Request | Reply with one number: the count of lines in the records below that hold "factory".

A block of data |
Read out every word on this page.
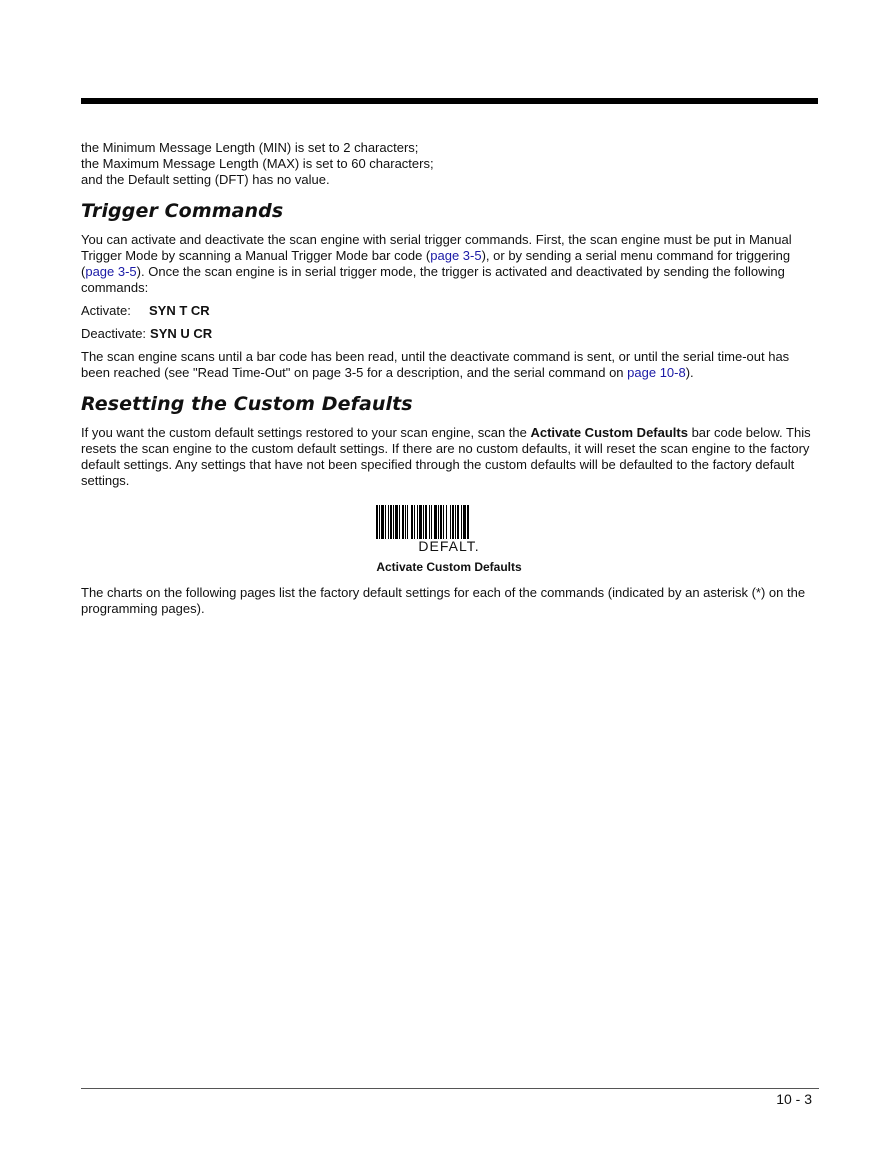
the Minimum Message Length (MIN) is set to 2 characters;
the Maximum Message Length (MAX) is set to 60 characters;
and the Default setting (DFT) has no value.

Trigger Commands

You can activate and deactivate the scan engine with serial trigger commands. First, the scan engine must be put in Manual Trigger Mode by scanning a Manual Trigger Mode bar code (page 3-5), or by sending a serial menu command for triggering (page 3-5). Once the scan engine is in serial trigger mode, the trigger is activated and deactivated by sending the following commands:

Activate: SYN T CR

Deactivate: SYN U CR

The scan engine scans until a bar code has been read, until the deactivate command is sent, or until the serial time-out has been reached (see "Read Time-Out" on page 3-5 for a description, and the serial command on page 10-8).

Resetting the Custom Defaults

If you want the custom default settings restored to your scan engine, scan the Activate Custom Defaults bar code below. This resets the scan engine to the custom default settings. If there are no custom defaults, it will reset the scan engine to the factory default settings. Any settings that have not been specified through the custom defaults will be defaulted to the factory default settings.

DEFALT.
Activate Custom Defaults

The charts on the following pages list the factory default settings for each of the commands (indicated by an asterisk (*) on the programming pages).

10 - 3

The answer | 2